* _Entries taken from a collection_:

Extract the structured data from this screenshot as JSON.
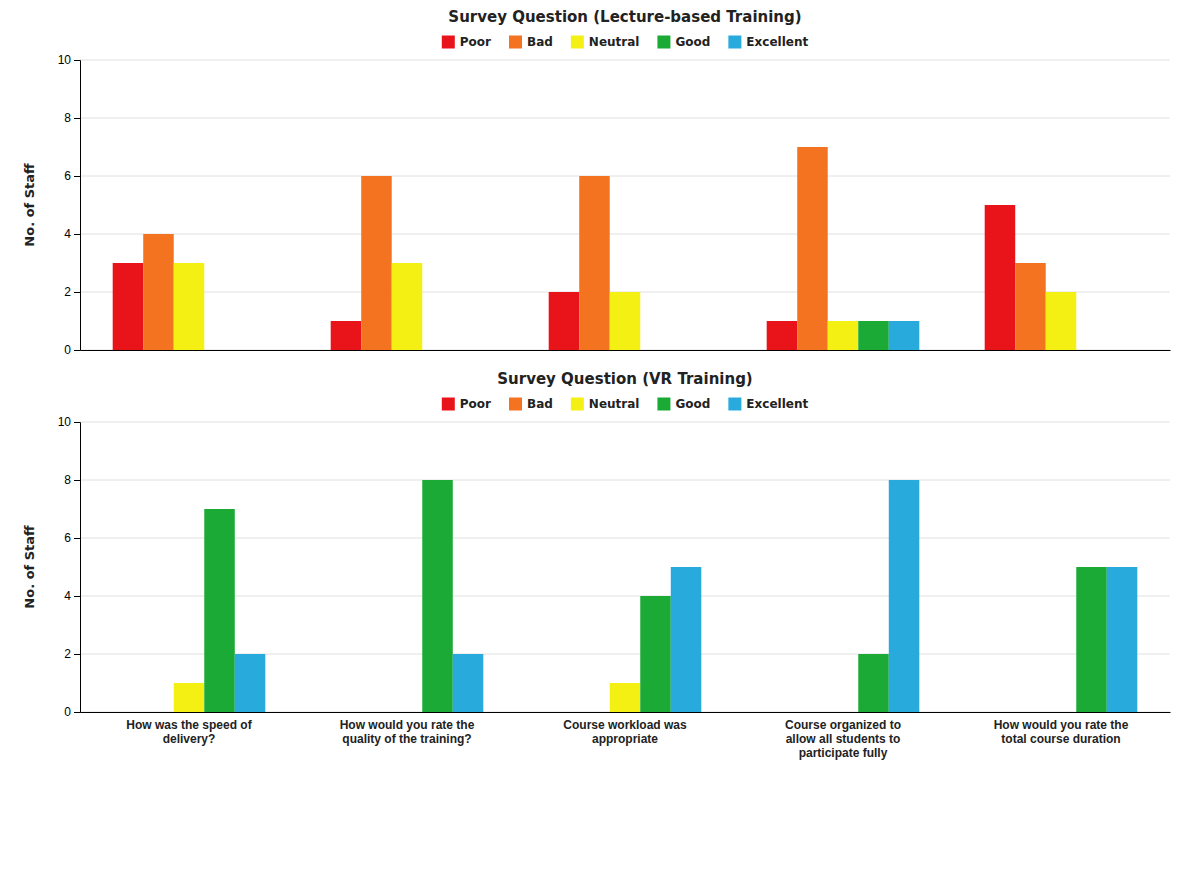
{
  "chart_data": [
    {
      "type": "bar",
      "title": "Survey Question (Lecture-based Training)",
      "categories": [
        null,
        null,
        null,
        null,
        null
      ],
      "series": [
        {
          "name": "Poor",
          "color": "#e8141a",
          "values": [
            3,
            1,
            2,
            1,
            5
          ]
        },
        {
          "name": "Bad",
          "color": "#f47320",
          "values": [
            4,
            6,
            6,
            7,
            3
          ]
        },
        {
          "name": "Neutral",
          "color": "#f5f014",
          "values": [
            3,
            3,
            2,
            1,
            2
          ]
        },
        {
          "name": "Good",
          "color": "#1aaa35",
          "values": [
            0,
            0,
            0,
            1,
            0
          ]
        },
        {
          "name": "Excellent",
          "color": "#29aadd",
          "values": [
            0,
            0,
            0,
            1,
            0
          ]
        }
      ],
      "y_label": "No. of Staff",
      "ylim": [
        0,
        10
      ],
      "yticks": [
        0,
        2,
        4,
        6,
        8,
        10
      ],
      "grid": true,
      "legend": "top"
    },
    {
      "type": "bar",
      "title": "Survey Question (VR Training)",
      "categories": [
        "How was the speed of\ndelivery?",
        "How would you rate the\nquality of the training?",
        "Course workload was\nappropriate",
        "Course organized to\nallow all students to\nparticipate fully",
        "How would you rate the\ntotal course duration"
      ],
      "series": [
        {
          "name": "Poor",
          "color": "#e8141a",
          "values": [
            0,
            0,
            0,
            0,
            0
          ]
        },
        {
          "name": "Bad",
          "color": "#f47320",
          "values": [
            0,
            0,
            0,
            0,
            0
          ]
        },
        {
          "name": "Neutral",
          "color": "#f5f014",
          "values": [
            1,
            0,
            1,
            0,
            0
          ]
        },
        {
          "name": "Good",
          "color": "#1aaa35",
          "values": [
            7,
            8,
            4,
            2,
            5
          ]
        },
        {
          "name": "Excellent",
          "color": "#29aadd",
          "values": [
            2,
            2,
            5,
            8,
            5
          ]
        }
      ],
      "y_label": "No. of Staff",
      "ylim": [
        0,
        10
      ],
      "yticks": [
        0,
        2,
        4,
        6,
        8,
        10
      ],
      "grid": true,
      "legend": "top"
    }
  ]
}
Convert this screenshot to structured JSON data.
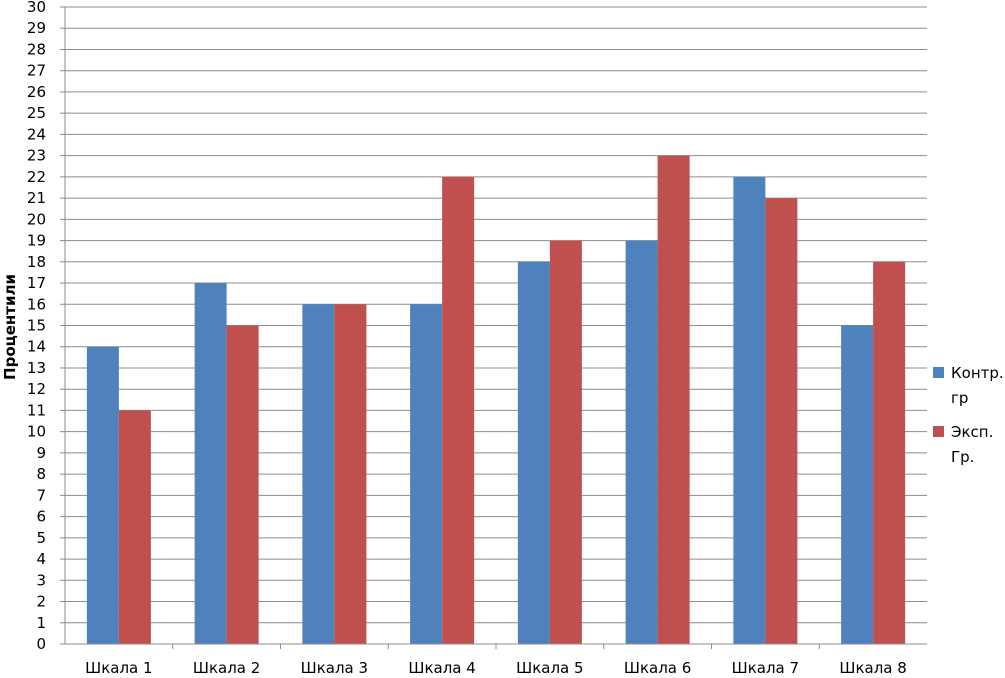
{
  "chart_data": {
    "type": "bar",
    "title": "",
    "xlabel": "",
    "ylabel": "Процентили",
    "ylim": [
      0,
      30
    ],
    "ytick_step": 1,
    "grid": true,
    "legend_position": "right",
    "categories": [
      "Шкала 1",
      "Шкала 2",
      "Шкала 3",
      "Шкала 4",
      "Шкала 5",
      "Шкала 6",
      "Шкала 7",
      "Шкала 8"
    ],
    "series": [
      {
        "name": "Контр. гр",
        "name_lines": [
          "Контр.",
          "гр"
        ],
        "color": "#4f81bd",
        "values": [
          14,
          17,
          16,
          16,
          18,
          19,
          22,
          15
        ]
      },
      {
        "name": "Эксп. Гр.",
        "name_lines": [
          "Эксп.",
          "Гр."
        ],
        "color": "#c0504d",
        "values": [
          11,
          15,
          16,
          22,
          19,
          23,
          21,
          18
        ]
      }
    ]
  }
}
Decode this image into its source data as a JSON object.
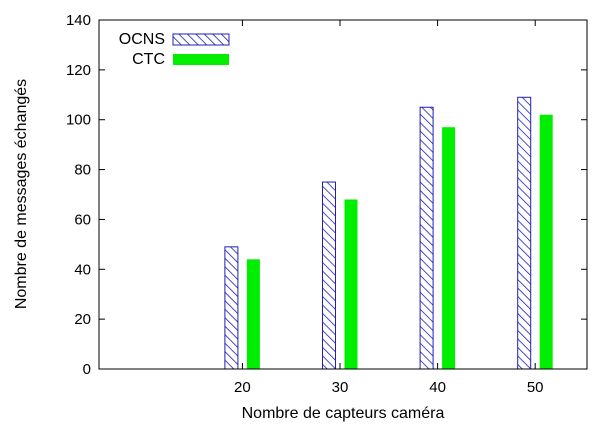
{
  "chart_data": {
    "type": "bar",
    "categories": [
      "20",
      "30",
      "40",
      "50"
    ],
    "series": [
      {
        "name": "OCNS",
        "values": [
          49,
          75,
          105,
          109
        ],
        "color": "#1f1fb4",
        "pattern": "diagonal-hatch"
      },
      {
        "name": "CTC",
        "values": [
          44,
          68,
          97,
          102
        ],
        "color": "#00ee00",
        "pattern": "solid"
      }
    ],
    "xlabel": "Nombre de capteurs caméra",
    "ylabel": "Nombre de messages échangés",
    "ylim": [
      0,
      140
    ],
    "yticks": [
      0,
      20,
      40,
      60,
      80,
      100,
      120,
      140
    ],
    "grid": false,
    "legend": "top-left"
  }
}
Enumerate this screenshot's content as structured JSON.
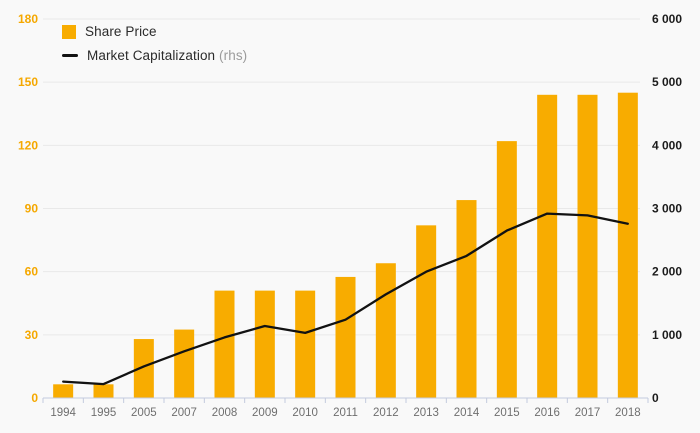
{
  "legend": {
    "share_price_label": "Share Price",
    "market_cap_label": "Market Capitalization",
    "market_cap_suffix": "(rhs)"
  },
  "colors": {
    "bar": "#f8ac00",
    "line": "#121212",
    "left_axis_label": "#f5a800",
    "right_axis_label": "#1c1c1c",
    "x_axis_label": "#6f6f6f",
    "gridline": "#e9e9e9",
    "axis_baseline": "#c3cade",
    "background": "#f9f9f9"
  },
  "chart_data": {
    "type": "bar",
    "subtype": "bar-and-line-dual-axis",
    "categories": [
      "1994",
      "1995",
      "2005",
      "2007",
      "2008",
      "2009",
      "2010",
      "2011",
      "2012",
      "2013",
      "2014",
      "2015",
      "2016",
      "2017",
      "2018"
    ],
    "series": [
      {
        "name": "Share Price",
        "type": "bar",
        "axis": "left",
        "color": "#f8ac00",
        "values": [
          6.5,
          6.5,
          28,
          32.5,
          51,
          51,
          51,
          57.5,
          64,
          82,
          94,
          122,
          144,
          144,
          145
        ]
      },
      {
        "name": "Market Capitalization (rhs)",
        "type": "line",
        "axis": "right",
        "color": "#121212",
        "values": [
          260,
          220,
          500,
          740,
          960,
          1140,
          1030,
          1240,
          1640,
          2000,
          2250,
          2650,
          2920,
          2890,
          2760
        ]
      }
    ],
    "left_axis": {
      "min": 0,
      "max": 180,
      "step": 30,
      "tick_labels": [
        "0",
        "30",
        "60",
        "90",
        "120",
        "150",
        "180"
      ]
    },
    "right_axis": {
      "min": 0,
      "max": 6000,
      "step": 1000,
      "tick_labels": [
        "0",
        "1 000",
        "2 000",
        "3 000",
        "4 000",
        "5 000",
        "6 000"
      ]
    },
    "grid": true,
    "legend_position": "top-left",
    "title": "",
    "xlabel": "",
    "ylabel": ""
  }
}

* _What you have to do_:
Pictures in the records above should not be copied. Repeat everything else exactly.

* _Reply_:
Extract the structured data from this screenshot as JSON.
{
  "chart_data": [
    {
      "type": "bar",
      "title": "Survey Question (Lecture-based Training)",
      "categories": [
        null,
        null,
        null,
        null,
        null
      ],
      "series": [
        {
          "name": "Poor",
          "color": "#e8141a",
          "values": [
            3,
            1,
            2,
            1,
            5
          ]
        },
        {
          "name": "Bad",
          "color": "#f47320",
          "values": [
            4,
            6,
            6,
            7,
            3
          ]
        },
        {
          "name": "Neutral",
          "color": "#f5f014",
          "values": [
            3,
            3,
            2,
            1,
            2
          ]
        },
        {
          "name": "Good",
          "color": "#1aaa35",
          "values": [
            0,
            0,
            0,
            1,
            0
          ]
        },
        {
          "name": "Excellent",
          "color": "#29aadd",
          "values": [
            0,
            0,
            0,
            1,
            0
          ]
        }
      ],
      "y_label": "No. of Staff",
      "ylim": [
        0,
        10
      ],
      "yticks": [
        0,
        2,
        4,
        6,
        8,
        10
      ],
      "grid": true,
      "legend": "top"
    },
    {
      "type": "bar",
      "title": "Survey Question (VR Training)",
      "categories": [
        "How was the speed of\ndelivery?",
        "How would you rate the\nquality of the training?",
        "Course workload was\nappropriate",
        "Course organized to\nallow all students to\nparticipate fully",
        "How would you rate the\ntotal course duration"
      ],
      "series": [
        {
          "name": "Poor",
          "color": "#e8141a",
          "values": [
            0,
            0,
            0,
            0,
            0
          ]
        },
        {
          "name": "Bad",
          "color": "#f47320",
          "values": [
            0,
            0,
            0,
            0,
            0
          ]
        },
        {
          "name": "Neutral",
          "color": "#f5f014",
          "values": [
            1,
            0,
            1,
            0,
            0
          ]
        },
        {
          "name": "Good",
          "color": "#1aaa35",
          "values": [
            7,
            8,
            4,
            2,
            5
          ]
        },
        {
          "name": "Excellent",
          "color": "#29aadd",
          "values": [
            2,
            2,
            5,
            8,
            5
          ]
        }
      ],
      "y_label": "No. of Staff",
      "ylim": [
        0,
        10
      ],
      "yticks": [
        0,
        2,
        4,
        6,
        8,
        10
      ],
      "grid": true,
      "legend": "top"
    }
  ]
}
Convert this screenshot to structured JSON data.
{
  "chart_data": {
    "type": "bar",
    "title": "",
    "xlabel": "",
    "ylabel": "Процентили",
    "ylim": [
      0,
      30
    ],
    "ytick_step": 1,
    "grid": true,
    "legend_position": "right",
    "categories": [
      "Шкала 1",
      "Шкала 2",
      "Шкала 3",
      "Шкала 4",
      "Шкала 5",
      "Шкала 6",
      "Шкала 7",
      "Шкала 8"
    ],
    "series": [
      {
        "name": "Контр. гр",
        "name_lines": [
          "Контр.",
          "гр"
        ],
        "color": "#4f81bd",
        "values": [
          14,
          17,
          16,
          16,
          18,
          19,
          22,
          15
        ]
      },
      {
        "name": "Эксп. Гр.",
        "name_lines": [
          "Эксп.",
          "Гр."
        ],
        "color": "#c0504d",
        "values": [
          11,
          15,
          16,
          22,
          19,
          23,
          21,
          18
        ]
      }
    ]
  }
}
Decode this image into its source data as a JSON object.
{
  "chart_data": {
    "type": "bar",
    "categories": [
      "20",
      "30",
      "40",
      "50"
    ],
    "series": [
      {
        "name": "OCNS",
        "values": [
          49,
          75,
          105,
          109
        ],
        "color": "#1f1fb4",
        "pattern": "diagonal-hatch"
      },
      {
        "name": "CTC",
        "values": [
          44,
          68,
          97,
          102
        ],
        "color": "#00ee00",
        "pattern": "solid"
      }
    ],
    "xlabel": "Nombre de capteurs caméra",
    "ylabel": "Nombre de messages échangés",
    "ylim": [
      0,
      140
    ],
    "yticks": [
      0,
      20,
      40,
      60,
      80,
      100,
      120,
      140
    ],
    "grid": false,
    "legend": "top-left"
  }
}
Enumerate this screenshot's content as structured JSON.
{
  "legend": {
    "share_price_label": "Share Price",
    "market_cap_label": "Market Capitalization",
    "market_cap_suffix": "(rhs)"
  },
  "colors": {
    "bar": "#f8ac00",
    "line": "#121212",
    "left_axis_label": "#f5a800",
    "right_axis_label": "#1c1c1c",
    "x_axis_label": "#6f6f6f",
    "gridline": "#e9e9e9",
    "axis_baseline": "#c3cade",
    "background": "#f9f9f9"
  },
  "chart_data": {
    "type": "bar",
    "subtype": "bar-and-line-dual-axis",
    "categories": [
      "1994",
      "1995",
      "2005",
      "2007",
      "2008",
      "2009",
      "2010",
      "2011",
      "2012",
      "2013",
      "2014",
      "2015",
      "2016",
      "2017",
      "2018"
    ],
    "series": [
      {
        "name": "Share Price",
        "type": "bar",
        "axis": "left",
        "color": "#f8ac00",
        "values": [
          6.5,
          6.5,
          28,
          32.5,
          51,
          51,
          51,
          57.5,
          64,
          82,
          94,
          122,
          144,
          144,
          145
        ]
      },
      {
        "name": "Market Capitalization (rhs)",
        "type": "line",
        "axis": "right",
        "color": "#121212",
        "values": [
          260,
          220,
          500,
          740,
          960,
          1140,
          1030,
          1240,
          1640,
          2000,
          2250,
          2650,
          2920,
          2890,
          2760
        ]
      }
    ],
    "left_axis": {
      "min": 0,
      "max": 180,
      "step": 30,
      "tick_labels": [
        "0",
        "30",
        "60",
        "90",
        "120",
        "150",
        "180"
      ]
    },
    "right_axis": {
      "min": 0,
      "max": 6000,
      "step": 1000,
      "tick_labels": [
        "0",
        "1 000",
        "2 000",
        "3 000",
        "4 000",
        "5 000",
        "6 000"
      ]
    },
    "grid": true,
    "legend_position": "top-left",
    "title": "",
    "xlabel": "",
    "ylabel": ""
  }
}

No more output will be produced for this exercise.